* STATED EXERCISE
Identify the lines that contain the string "excl" and copy all of them.

[start SUPPLIED MATERIAL]

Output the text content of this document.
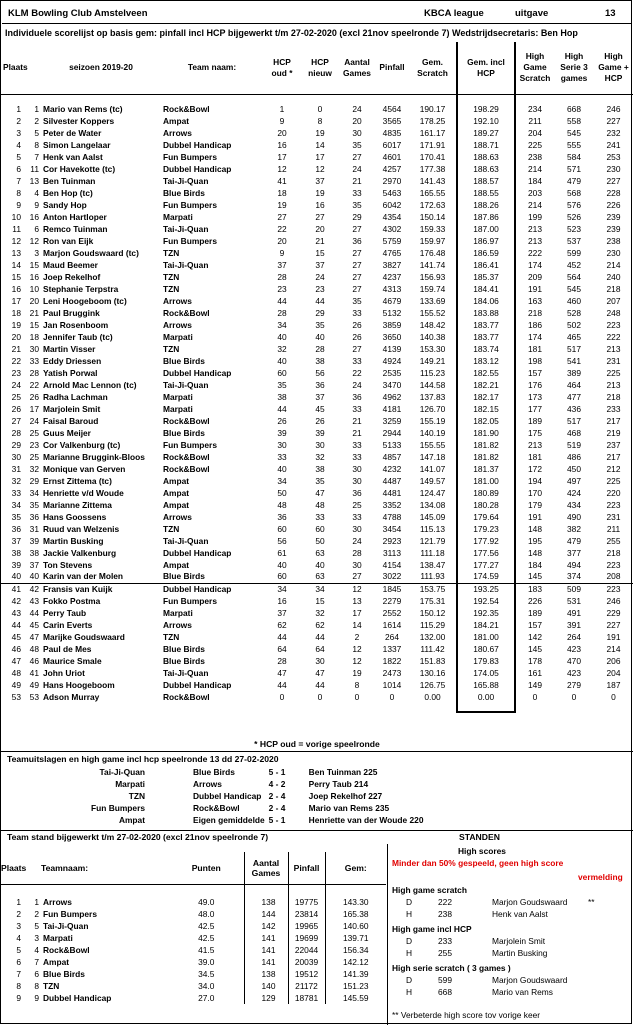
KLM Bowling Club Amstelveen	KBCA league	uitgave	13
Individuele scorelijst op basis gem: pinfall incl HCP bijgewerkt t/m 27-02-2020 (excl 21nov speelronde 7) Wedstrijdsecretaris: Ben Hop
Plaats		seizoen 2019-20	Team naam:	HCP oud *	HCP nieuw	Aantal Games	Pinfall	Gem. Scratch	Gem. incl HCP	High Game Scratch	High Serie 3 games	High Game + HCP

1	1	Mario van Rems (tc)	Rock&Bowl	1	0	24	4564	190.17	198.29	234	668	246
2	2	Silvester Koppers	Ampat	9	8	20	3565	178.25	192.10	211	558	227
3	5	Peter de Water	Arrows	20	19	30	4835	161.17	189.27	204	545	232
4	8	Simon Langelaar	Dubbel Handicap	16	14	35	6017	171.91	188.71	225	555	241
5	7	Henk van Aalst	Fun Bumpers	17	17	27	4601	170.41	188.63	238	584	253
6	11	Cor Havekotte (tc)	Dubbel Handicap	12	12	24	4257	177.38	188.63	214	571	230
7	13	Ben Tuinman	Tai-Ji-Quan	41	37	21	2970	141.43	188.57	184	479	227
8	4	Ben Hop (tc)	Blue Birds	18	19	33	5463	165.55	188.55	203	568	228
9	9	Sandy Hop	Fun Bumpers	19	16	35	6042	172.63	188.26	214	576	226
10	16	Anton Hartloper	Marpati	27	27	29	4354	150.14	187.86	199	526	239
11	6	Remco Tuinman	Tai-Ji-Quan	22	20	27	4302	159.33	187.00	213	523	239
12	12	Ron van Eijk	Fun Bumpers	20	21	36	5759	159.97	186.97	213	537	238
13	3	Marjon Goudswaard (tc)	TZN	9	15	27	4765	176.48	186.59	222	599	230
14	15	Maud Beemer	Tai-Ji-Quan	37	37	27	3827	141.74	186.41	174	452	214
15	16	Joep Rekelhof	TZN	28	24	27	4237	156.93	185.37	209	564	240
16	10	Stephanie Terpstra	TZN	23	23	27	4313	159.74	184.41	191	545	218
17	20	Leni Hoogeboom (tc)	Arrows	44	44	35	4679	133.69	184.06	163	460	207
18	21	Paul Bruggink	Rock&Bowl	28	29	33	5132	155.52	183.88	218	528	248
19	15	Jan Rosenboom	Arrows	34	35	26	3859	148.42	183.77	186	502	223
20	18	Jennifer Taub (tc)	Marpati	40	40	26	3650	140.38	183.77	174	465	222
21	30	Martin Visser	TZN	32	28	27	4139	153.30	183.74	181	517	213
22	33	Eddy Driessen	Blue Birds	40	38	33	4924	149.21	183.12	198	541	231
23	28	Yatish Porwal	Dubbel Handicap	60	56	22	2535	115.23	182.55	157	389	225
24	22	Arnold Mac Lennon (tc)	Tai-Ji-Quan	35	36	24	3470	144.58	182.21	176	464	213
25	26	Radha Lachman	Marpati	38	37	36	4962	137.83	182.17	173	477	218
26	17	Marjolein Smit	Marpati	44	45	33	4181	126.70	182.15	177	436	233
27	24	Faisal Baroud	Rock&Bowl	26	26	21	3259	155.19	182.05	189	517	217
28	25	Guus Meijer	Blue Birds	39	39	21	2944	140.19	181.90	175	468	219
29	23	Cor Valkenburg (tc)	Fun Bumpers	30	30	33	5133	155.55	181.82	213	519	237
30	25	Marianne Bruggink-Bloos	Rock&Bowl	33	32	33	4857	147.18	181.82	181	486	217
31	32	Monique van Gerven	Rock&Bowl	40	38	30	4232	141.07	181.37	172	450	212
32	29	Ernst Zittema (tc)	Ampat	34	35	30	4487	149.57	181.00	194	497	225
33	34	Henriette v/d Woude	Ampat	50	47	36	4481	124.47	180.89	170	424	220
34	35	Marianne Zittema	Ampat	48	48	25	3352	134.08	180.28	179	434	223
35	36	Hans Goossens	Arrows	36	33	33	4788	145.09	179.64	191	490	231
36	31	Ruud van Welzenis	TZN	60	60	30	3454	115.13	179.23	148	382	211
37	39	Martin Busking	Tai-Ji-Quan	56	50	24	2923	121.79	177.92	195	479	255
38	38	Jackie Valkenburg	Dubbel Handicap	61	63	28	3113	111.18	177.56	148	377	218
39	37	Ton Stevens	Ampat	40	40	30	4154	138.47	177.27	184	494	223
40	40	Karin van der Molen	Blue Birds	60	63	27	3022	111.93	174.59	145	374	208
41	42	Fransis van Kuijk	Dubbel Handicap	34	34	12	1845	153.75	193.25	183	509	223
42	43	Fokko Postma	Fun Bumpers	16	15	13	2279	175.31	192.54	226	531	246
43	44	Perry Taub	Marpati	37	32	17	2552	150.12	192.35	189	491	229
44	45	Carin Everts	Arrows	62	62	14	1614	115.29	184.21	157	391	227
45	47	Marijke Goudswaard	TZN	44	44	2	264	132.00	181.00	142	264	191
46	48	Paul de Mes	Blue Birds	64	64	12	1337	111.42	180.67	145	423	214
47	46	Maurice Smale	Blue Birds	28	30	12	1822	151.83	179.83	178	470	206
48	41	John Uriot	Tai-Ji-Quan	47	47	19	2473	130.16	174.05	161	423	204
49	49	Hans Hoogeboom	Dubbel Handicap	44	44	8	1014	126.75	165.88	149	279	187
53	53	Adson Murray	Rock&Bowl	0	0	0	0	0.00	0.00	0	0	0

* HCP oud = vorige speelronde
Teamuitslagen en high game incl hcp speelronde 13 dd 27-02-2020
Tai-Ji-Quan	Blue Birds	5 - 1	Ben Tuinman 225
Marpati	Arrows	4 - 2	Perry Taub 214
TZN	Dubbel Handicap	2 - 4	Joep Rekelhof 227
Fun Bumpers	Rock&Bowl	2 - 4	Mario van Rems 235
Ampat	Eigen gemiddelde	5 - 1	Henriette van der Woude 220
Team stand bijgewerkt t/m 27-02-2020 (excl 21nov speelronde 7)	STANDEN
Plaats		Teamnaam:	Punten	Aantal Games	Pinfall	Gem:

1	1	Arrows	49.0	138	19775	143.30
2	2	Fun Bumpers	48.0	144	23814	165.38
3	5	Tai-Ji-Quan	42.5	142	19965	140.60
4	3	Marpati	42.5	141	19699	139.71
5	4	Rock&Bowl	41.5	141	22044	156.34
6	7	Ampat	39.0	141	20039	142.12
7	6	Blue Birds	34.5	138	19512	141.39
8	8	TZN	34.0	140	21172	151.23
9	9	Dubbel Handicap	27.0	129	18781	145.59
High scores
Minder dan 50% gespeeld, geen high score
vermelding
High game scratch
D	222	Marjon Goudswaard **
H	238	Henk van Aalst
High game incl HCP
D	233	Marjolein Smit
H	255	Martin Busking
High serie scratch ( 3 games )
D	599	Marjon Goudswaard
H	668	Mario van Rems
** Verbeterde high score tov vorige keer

[end SUPPLIED MATERIAL]

* RESPONSE
Individuele scorelijst op basis gem: pinfall incl HCP bijgewerkt t/m 27-02-2020 (excl 21nov speelronde 7) Wedstrijdsecretaris: Ben Hop
Team stand bijgewerkt t/m 27-02-2020 (excl 21nov speelronde 7)	STANDEN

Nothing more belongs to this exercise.